§ **Required task**: Copy out all of the material below line for line, leaving out the pictures.

§ **Data for this task**:
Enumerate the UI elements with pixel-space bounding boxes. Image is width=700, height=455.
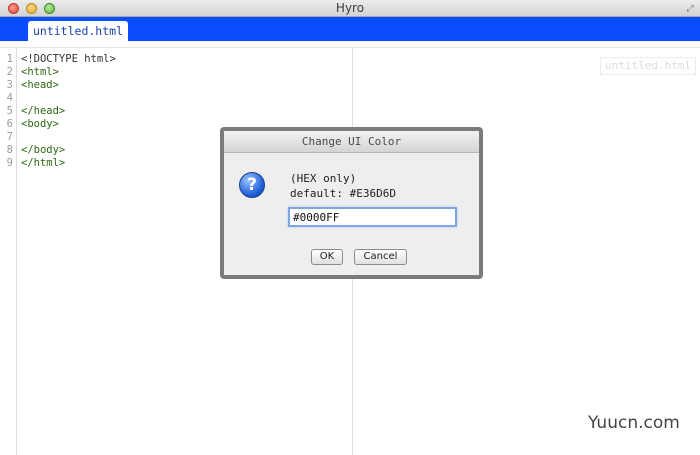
code-line[interactable]: <body> bbox=[21, 118, 116, 131]
code-line[interactable]: <html> bbox=[21, 66, 116, 79]
code-line[interactable] bbox=[21, 92, 116, 105]
line-number: 2 bbox=[6, 66, 13, 78]
tab-untitled-html[interactable]: untitled.html bbox=[28, 21, 128, 41]
change-ui-color-dialog: Change UI Color ? (HEX only) default: #E… bbox=[220, 127, 483, 279]
line-number: 7 bbox=[6, 131, 13, 143]
ok-button[interactable]: OK bbox=[311, 249, 343, 265]
code-line[interactable]: </head> bbox=[21, 105, 116, 118]
tab-bar: untitled.html bbox=[0, 17, 700, 41]
question-icon: ? bbox=[239, 172, 265, 198]
code-line[interactable]: </html> bbox=[21, 157, 116, 170]
fullscreen-icon[interactable]: ⤢ bbox=[685, 3, 695, 13]
cancel-button[interactable]: Cancel bbox=[354, 249, 407, 265]
code-line[interactable] bbox=[21, 131, 116, 144]
hex-color-input[interactable] bbox=[288, 207, 457, 227]
code-line[interactable]: </body> bbox=[21, 144, 116, 157]
dialog-title: Change UI Color bbox=[224, 131, 479, 153]
dialog-message: (HEX only) default: #E36D6D bbox=[290, 171, 396, 201]
line-number: 8 bbox=[6, 144, 13, 156]
code-line[interactable]: <!DOCTYPE html> bbox=[21, 53, 116, 66]
dialog-message-line: (HEX only) bbox=[290, 172, 357, 185]
code-line[interactable]: <head> bbox=[21, 79, 116, 92]
line-number: 3 bbox=[6, 79, 13, 91]
line-number: 9 bbox=[6, 157, 13, 169]
window-title: Hyro bbox=[335, 1, 365, 15]
title-bar: Hyro ⤢ bbox=[0, 0, 700, 17]
line-number: 6 bbox=[6, 118, 13, 130]
watermark: Yuucn.com bbox=[588, 413, 680, 433]
line-number-gutter: 1 2 3 4 5 6 7 8 9 bbox=[0, 48, 17, 455]
dialog-message-line: default: #E36D6D bbox=[290, 187, 396, 200]
line-number: 4 bbox=[6, 92, 13, 104]
preview-page-title: untitled.html bbox=[600, 57, 696, 75]
code-content[interactable]: <!DOCTYPE html> <html> <head> </head> <b… bbox=[21, 53, 116, 170]
line-number: 1 bbox=[6, 53, 13, 65]
line-number: 5 bbox=[6, 105, 13, 117]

§ **Answer to this task**:
Enumerate the UI elements with pixel-space bounding boxes. Image is width=700, height=455.
code-line[interactable]: <body> bbox=[21, 118, 116, 131]
code-line[interactable]: <html> bbox=[21, 66, 116, 79]
code-line[interactable] bbox=[21, 92, 116, 105]
line-number: 2 bbox=[6, 66, 13, 78]
tab-untitled-html[interactable]: untitled.html bbox=[28, 21, 128, 41]
change-ui-color-dialog: Change UI Color ? (HEX only) default: #E… bbox=[220, 127, 483, 279]
line-number: 7 bbox=[6, 131, 13, 143]
ok-button[interactable]: OK bbox=[311, 249, 343, 265]
code-line[interactable]: </head> bbox=[21, 105, 116, 118]
tab-bar: untitled.html bbox=[0, 17, 700, 41]
question-icon: ? bbox=[239, 172, 265, 198]
code-line[interactable]: </html> bbox=[21, 157, 116, 170]
fullscreen-icon[interactable]: ⤢ bbox=[685, 3, 695, 13]
cancel-button[interactable]: Cancel bbox=[354, 249, 407, 265]
code-line[interactable] bbox=[21, 131, 116, 144]
hex-color-input[interactable] bbox=[288, 207, 457, 227]
code-line[interactable]: </body> bbox=[21, 144, 116, 157]
dialog-title: Change UI Color bbox=[224, 131, 479, 153]
dialog-message: (HEX only) default: #E36D6D bbox=[290, 171, 396, 201]
line-number: 8 bbox=[6, 144, 13, 156]
code-line[interactable]: <!DOCTYPE html> bbox=[21, 53, 116, 66]
dialog-message-line: (HEX only) bbox=[290, 172, 357, 185]
code-line[interactable]: <head> bbox=[21, 79, 116, 92]
line-number: 3 bbox=[6, 79, 13, 91]
line-number: 9 bbox=[6, 157, 13, 169]
window-title: Hyro bbox=[335, 1, 365, 15]
title-bar: Hyro ⤢ bbox=[0, 0, 700, 17]
line-number: 6 bbox=[6, 118, 13, 130]
watermark: Yuucn.com bbox=[588, 413, 680, 433]
line-number-gutter: 1 2 3 4 5 6 7 8 9 bbox=[0, 48, 17, 455]
dialog-message-line: default: #E36D6D bbox=[290, 187, 396, 200]
line-number: 4 bbox=[6, 92, 13, 104]
preview-page-title: untitled.html bbox=[600, 57, 696, 75]
code-content[interactable]: <!DOCTYPE html> <html> <head> </head> <b… bbox=[21, 53, 116, 170]
line-number: 1 bbox=[6, 53, 13, 65]
line-number: 5 bbox=[6, 105, 13, 117]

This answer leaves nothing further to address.